OBJECTIVE: Repeat the listing in full, preserving every character.

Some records

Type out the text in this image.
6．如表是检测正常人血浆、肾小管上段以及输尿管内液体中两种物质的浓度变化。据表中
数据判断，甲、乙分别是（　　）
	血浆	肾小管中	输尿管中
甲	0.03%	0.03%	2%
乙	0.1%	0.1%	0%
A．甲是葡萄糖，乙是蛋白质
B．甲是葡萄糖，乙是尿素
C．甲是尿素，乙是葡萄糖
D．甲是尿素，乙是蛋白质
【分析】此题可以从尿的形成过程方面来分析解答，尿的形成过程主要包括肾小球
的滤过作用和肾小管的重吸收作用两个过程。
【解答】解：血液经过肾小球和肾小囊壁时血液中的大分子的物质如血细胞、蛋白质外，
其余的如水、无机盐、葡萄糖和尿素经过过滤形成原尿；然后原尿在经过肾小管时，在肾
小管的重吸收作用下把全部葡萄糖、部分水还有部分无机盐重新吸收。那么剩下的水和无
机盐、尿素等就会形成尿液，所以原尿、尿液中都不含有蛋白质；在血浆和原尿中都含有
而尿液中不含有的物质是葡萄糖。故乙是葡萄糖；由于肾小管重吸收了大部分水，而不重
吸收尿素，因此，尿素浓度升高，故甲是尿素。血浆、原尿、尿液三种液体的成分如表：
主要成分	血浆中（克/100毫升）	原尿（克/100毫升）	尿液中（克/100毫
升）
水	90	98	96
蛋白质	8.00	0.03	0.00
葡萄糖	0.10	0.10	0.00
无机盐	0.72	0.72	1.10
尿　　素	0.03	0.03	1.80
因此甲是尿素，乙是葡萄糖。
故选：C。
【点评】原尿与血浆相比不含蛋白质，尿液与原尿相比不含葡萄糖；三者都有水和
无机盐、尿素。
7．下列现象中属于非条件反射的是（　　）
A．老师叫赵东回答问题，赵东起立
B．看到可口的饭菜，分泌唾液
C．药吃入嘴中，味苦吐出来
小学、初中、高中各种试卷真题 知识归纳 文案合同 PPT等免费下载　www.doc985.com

OUTPUT BELOW:
Type out the text in this image.
6．如表是检测正常人血浆、肾小管上段以及输尿管内液体中两种物质的浓度变化。据表中
数据判断，甲、乙分别是（　　）
	血浆	肾小管中	输尿管中
甲	0.03%	0.03%	2%
乙	0.1%	0.1%	0%
A．甲是葡萄糖，乙是蛋白质
B．甲是葡萄糖，乙是尿素
C．甲是尿素，乙是葡萄糖
D．甲是尿素，乙是蛋白质
【分析】此题可以从尿的形成过程方面来分析解答，尿的形成过程主要包括肾小球
的滤过作用和肾小管的重吸收作用两个过程。
【解答】解：血液经过肾小球和肾小囊壁时血液中的大分子的物质如血细胞、蛋白质外，
其余的如水、无机盐、葡萄糖和尿素经过过滤形成原尿；然后原尿在经过肾小管时，在肾
小管的重吸收作用下把全部葡萄糖、部分水还有部分无机盐重新吸收。那么剩下的水和无
机盐、尿素等就会形成尿液，所以原尿、尿液中都不含有蛋白质；在血浆和原尿中都含有
而尿液中不含有的物质是葡萄糖。故乙是葡萄糖；由于肾小管重吸收了大部分水，而不重
吸收尿素，因此，尿素浓度升高，故甲是尿素。血浆、原尿、尿液三种液体的成分如表：
主要成分	血浆中（克/100毫升）	原尿（克/100毫升）	尿液中（克/100毫
升）
水	90	98	96
蛋白质	8.00	0.03	0.00
葡萄糖	0.10	0.10	0.00
无机盐	0.72	0.72	1.10
尿　　素	0.03	0.03	1.80
因此甲是尿素，乙是葡萄糖。
故选：C。
【点评】原尿与血浆相比不含蛋白质，尿液与原尿相比不含葡萄糖；三者都有水和
无机盐、尿素。
7．下列现象中属于非条件反射的是（　　）
A．老师叫赵东回答问题，赵东起立
B．看到可口的饭菜，分泌唾液
C．药吃入嘴中，味苦吐出来
小学、初中、高中各种试卷真题 知识归纳 文案合同 PPT等免费下载　www.doc985.com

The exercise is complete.